* _RECORDED DATA_:
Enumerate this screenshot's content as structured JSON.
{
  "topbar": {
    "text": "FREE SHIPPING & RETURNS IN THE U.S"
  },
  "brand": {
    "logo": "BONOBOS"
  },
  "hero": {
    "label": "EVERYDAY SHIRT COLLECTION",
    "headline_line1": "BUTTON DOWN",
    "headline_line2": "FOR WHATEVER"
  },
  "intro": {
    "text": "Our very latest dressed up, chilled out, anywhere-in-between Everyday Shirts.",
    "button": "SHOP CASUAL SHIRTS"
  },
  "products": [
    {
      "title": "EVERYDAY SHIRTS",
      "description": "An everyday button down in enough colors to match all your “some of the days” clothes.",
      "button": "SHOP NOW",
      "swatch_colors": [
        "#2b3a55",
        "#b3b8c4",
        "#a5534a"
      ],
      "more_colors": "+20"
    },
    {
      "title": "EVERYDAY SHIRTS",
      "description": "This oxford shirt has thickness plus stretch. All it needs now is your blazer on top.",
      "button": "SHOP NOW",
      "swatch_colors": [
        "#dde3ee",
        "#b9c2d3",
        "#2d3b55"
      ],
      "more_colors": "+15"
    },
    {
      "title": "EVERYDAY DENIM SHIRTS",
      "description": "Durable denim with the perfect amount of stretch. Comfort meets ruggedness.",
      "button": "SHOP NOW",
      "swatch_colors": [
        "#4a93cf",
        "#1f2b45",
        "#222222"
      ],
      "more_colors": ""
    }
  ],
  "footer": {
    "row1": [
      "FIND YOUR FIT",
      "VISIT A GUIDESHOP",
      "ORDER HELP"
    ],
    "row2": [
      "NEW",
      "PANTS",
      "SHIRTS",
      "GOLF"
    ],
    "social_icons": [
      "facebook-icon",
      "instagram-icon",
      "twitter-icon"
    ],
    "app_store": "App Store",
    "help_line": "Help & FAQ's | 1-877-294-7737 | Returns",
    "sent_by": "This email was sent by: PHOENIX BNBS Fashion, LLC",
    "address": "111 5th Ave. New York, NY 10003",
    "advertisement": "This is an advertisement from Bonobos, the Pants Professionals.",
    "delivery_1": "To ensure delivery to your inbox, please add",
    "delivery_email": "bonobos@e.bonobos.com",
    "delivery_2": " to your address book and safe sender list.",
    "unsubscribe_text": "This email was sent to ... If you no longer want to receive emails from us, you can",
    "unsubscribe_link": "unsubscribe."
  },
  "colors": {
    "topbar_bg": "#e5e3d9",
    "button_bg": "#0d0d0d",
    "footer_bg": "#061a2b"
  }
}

* _THE TASK_: From the material above, gather all lines that include the string "stretch" and copy them.

* _OUTPUT BELOW_:
      "description": "This oxford shirt has thickness plus stretch. All it needs now is your blazer on top.",
      "description": "Durable denim with the perfect amount of stretch. Comfort meets ruggedness.",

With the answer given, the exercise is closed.